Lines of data
****************************************

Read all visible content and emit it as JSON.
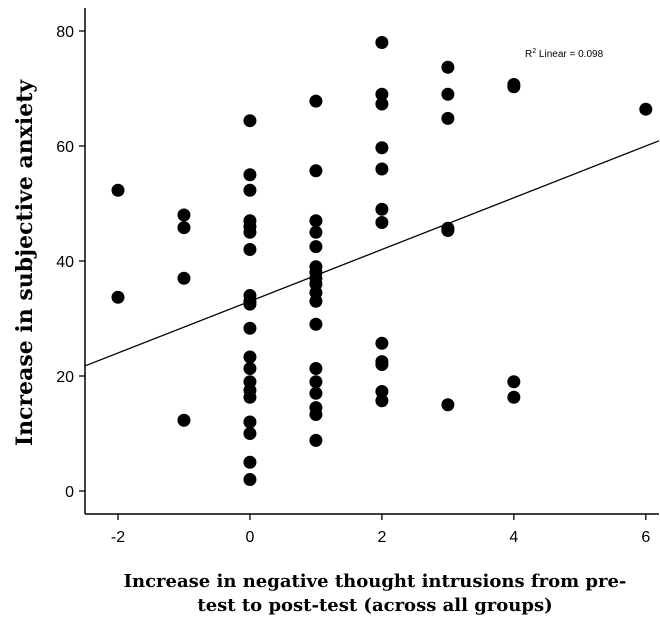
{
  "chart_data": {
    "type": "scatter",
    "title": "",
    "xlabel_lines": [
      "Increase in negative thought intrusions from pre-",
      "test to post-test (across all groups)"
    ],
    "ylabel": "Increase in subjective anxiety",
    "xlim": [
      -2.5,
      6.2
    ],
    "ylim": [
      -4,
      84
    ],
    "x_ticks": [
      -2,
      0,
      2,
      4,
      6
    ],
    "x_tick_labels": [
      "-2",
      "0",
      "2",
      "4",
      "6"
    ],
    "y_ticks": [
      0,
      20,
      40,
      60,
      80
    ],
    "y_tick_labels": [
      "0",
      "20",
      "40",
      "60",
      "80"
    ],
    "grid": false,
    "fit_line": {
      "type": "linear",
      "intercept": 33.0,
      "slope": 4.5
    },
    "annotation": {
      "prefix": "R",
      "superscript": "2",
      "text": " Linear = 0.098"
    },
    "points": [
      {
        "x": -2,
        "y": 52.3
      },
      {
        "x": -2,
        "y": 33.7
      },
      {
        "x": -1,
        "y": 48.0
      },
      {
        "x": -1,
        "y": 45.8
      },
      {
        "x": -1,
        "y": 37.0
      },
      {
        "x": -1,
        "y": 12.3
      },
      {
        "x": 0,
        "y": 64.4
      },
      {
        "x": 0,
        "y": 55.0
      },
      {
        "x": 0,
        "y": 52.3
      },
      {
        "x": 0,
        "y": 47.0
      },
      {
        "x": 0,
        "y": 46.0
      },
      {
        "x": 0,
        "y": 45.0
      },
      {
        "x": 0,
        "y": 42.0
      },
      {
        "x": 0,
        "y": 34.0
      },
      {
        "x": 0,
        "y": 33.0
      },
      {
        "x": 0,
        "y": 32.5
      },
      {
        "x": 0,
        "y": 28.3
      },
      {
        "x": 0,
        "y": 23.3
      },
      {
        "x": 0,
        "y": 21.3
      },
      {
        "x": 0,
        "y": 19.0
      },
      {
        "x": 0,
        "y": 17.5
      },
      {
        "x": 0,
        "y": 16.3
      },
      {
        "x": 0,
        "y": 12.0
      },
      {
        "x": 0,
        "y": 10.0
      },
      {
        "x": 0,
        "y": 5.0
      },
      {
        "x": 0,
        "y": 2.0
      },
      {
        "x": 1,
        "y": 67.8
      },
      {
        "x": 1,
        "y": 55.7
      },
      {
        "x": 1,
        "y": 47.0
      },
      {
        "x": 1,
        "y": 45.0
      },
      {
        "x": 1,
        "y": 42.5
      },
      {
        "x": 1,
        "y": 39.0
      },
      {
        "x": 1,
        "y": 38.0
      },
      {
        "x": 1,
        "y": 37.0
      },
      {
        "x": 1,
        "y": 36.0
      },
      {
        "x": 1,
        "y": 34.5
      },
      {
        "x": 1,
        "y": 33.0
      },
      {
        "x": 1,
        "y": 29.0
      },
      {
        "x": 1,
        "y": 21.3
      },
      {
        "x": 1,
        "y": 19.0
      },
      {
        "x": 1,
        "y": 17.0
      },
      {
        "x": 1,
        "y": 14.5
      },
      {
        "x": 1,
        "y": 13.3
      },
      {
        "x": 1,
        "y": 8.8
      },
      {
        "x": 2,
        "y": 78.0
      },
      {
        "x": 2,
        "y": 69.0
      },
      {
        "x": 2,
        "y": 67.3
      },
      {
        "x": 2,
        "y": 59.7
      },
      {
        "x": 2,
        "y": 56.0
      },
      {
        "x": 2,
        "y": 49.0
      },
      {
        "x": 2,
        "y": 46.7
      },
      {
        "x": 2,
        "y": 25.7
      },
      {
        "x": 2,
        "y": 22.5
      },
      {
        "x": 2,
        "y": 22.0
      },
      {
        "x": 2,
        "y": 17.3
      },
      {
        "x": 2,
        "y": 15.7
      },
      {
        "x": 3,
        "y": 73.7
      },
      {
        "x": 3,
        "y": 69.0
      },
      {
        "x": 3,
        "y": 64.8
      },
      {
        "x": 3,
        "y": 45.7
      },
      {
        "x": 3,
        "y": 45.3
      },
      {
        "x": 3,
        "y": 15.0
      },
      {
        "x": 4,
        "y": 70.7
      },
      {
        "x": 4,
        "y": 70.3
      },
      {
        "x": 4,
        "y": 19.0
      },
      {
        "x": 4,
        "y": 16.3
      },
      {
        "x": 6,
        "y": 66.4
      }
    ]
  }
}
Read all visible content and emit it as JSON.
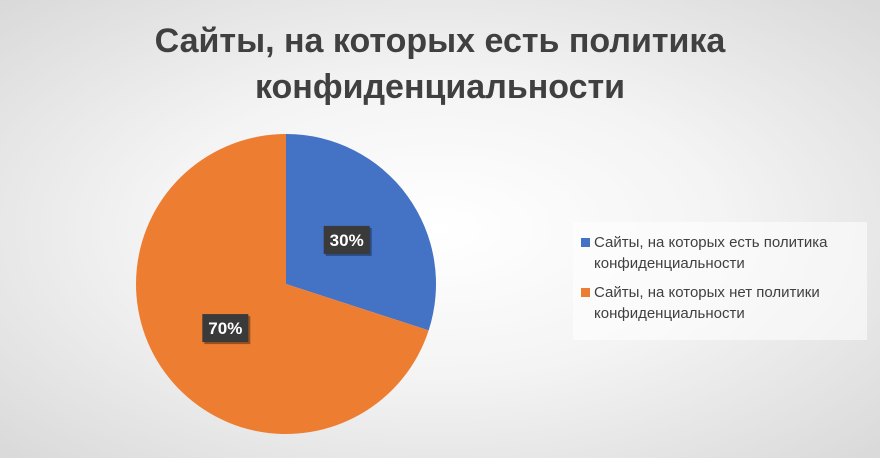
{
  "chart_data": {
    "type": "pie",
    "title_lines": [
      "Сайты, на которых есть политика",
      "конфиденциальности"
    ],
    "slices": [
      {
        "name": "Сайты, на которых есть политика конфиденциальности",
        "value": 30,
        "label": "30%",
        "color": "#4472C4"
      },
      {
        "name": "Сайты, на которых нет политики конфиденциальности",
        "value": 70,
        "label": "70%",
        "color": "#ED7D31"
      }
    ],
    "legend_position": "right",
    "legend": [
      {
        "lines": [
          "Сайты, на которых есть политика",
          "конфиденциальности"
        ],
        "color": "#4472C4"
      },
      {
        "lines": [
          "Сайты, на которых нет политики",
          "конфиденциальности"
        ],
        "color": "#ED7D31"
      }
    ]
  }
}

****************************************

_PROBLEM TO SOLVE_
Each record should be quoted exactly, with the images omitted.

_RESPONSE_
Read all visible content and emit it as JSON.
{
  "chart_data": {
    "type": "scatter",
    "title": "",
    "xlabel_lines": [
      "Increase in negative thought intrusions from pre-",
      "test to post-test (across all groups)"
    ],
    "ylabel": "Increase in subjective anxiety",
    "xlim": [
      -2.5,
      6.2
    ],
    "ylim": [
      -4,
      84
    ],
    "x_ticks": [
      -2,
      0,
      2,
      4,
      6
    ],
    "x_tick_labels": [
      "-2",
      "0",
      "2",
      "4",
      "6"
    ],
    "y_ticks": [
      0,
      20,
      40,
      60,
      80
    ],
    "y_tick_labels": [
      "0",
      "20",
      "40",
      "60",
      "80"
    ],
    "grid": false,
    "fit_line": {
      "type": "linear",
      "intercept": 33.0,
      "slope": 4.5
    },
    "annotation": {
      "prefix": "R",
      "superscript": "2",
      "text": " Linear = 0.098"
    },
    "points": [
      {
        "x": -2,
        "y": 52.3
      },
      {
        "x": -2,
        "y": 33.7
      },
      {
        "x": -1,
        "y": 48.0
      },
      {
        "x": -1,
        "y": 45.8
      },
      {
        "x": -1,
        "y": 37.0
      },
      {
        "x": -1,
        "y": 12.3
      },
      {
        "x": 0,
        "y": 64.4
      },
      {
        "x": 0,
        "y": 55.0
      },
      {
        "x": 0,
        "y": 52.3
      },
      {
        "x": 0,
        "y": 47.0
      },
      {
        "x": 0,
        "y": 46.0
      },
      {
        "x": 0,
        "y": 45.0
      },
      {
        "x": 0,
        "y": 42.0
      },
      {
        "x": 0,
        "y": 34.0
      },
      {
        "x": 0,
        "y": 33.0
      },
      {
        "x": 0,
        "y": 32.5
      },
      {
        "x": 0,
        "y": 28.3
      },
      {
        "x": 0,
        "y": 23.3
      },
      {
        "x": 0,
        "y": 21.3
      },
      {
        "x": 0,
        "y": 19.0
      },
      {
        "x": 0,
        "y": 17.5
      },
      {
        "x": 0,
        "y": 16.3
      },
      {
        "x": 0,
        "y": 12.0
      },
      {
        "x": 0,
        "y": 10.0
      },
      {
        "x": 0,
        "y": 5.0
      },
      {
        "x": 0,
        "y": 2.0
      },
      {
        "x": 1,
        "y": 67.8
      },
      {
        "x": 1,
        "y": 55.7
      },
      {
        "x": 1,
        "y": 47.0
      },
      {
        "x": 1,
        "y": 45.0
      },
      {
        "x": 1,
        "y": 42.5
      },
      {
        "x": 1,
        "y": 39.0
      },
      {
        "x": 1,
        "y": 38.0
      },
      {
        "x": 1,
        "y": 37.0
      },
      {
        "x": 1,
        "y": 36.0
      },
      {
        "x": 1,
        "y": 34.5
      },
      {
        "x": 1,
        "y": 33.0
      },
      {
        "x": 1,
        "y": 29.0
      },
      {
        "x": 1,
        "y": 21.3
      },
      {
        "x": 1,
        "y": 19.0
      },
      {
        "x": 1,
        "y": 17.0
      },
      {
        "x": 1,
        "y": 14.5
      },
      {
        "x": 1,
        "y": 13.3
      },
      {
        "x": 1,
        "y": 8.8
      },
      {
        "x": 2,
        "y": 78.0
      },
      {
        "x": 2,
        "y": 69.0
      },
      {
        "x": 2,
        "y": 67.3
      },
      {
        "x": 2,
        "y": 59.7
      },
      {
        "x": 2,
        "y": 56.0
      },
      {
        "x": 2,
        "y": 49.0
      },
      {
        "x": 2,
        "y": 46.7
      },
      {
        "x": 2,
        "y": 25.7
      },
      {
        "x": 2,
        "y": 22.5
      },
      {
        "x": 2,
        "y": 22.0
      },
      {
        "x": 2,
        "y": 17.3
      },
      {
        "x": 2,
        "y": 15.7
      },
      {
        "x": 3,
        "y": 73.7
      },
      {
        "x": 3,
        "y": 69.0
      },
      {
        "x": 3,
        "y": 64.8
      },
      {
        "x": 3,
        "y": 45.7
      },
      {
        "x": 3,
        "y": 45.3
      },
      {
        "x": 3,
        "y": 15.0
      },
      {
        "x": 4,
        "y": 70.7
      },
      {
        "x": 4,
        "y": 70.3
      },
      {
        "x": 4,
        "y": 19.0
      },
      {
        "x": 4,
        "y": 16.3
      },
      {
        "x": 6,
        "y": 66.4
      }
    ]
  }
}
Read all visible content and emit it as JSON.
{
  "chart_data": {
    "type": "pie",
    "title_lines": [
      "Сайты, на которых есть политика",
      "конфиденциальности"
    ],
    "slices": [
      {
        "name": "Сайты, на которых есть политика конфиденциальности",
        "value": 30,
        "label": "30%",
        "color": "#4472C4"
      },
      {
        "name": "Сайты, на которых нет политики конфиденциальности",
        "value": 70,
        "label": "70%",
        "color": "#ED7D31"
      }
    ],
    "legend_position": "right",
    "legend": [
      {
        "lines": [
          "Сайты, на которых есть политика",
          "конфиденциальности"
        ],
        "color": "#4472C4"
      },
      {
        "lines": [
          "Сайты, на которых нет политики",
          "конфиденциальности"
        ],
        "color": "#ED7D31"
      }
    ]
  }
}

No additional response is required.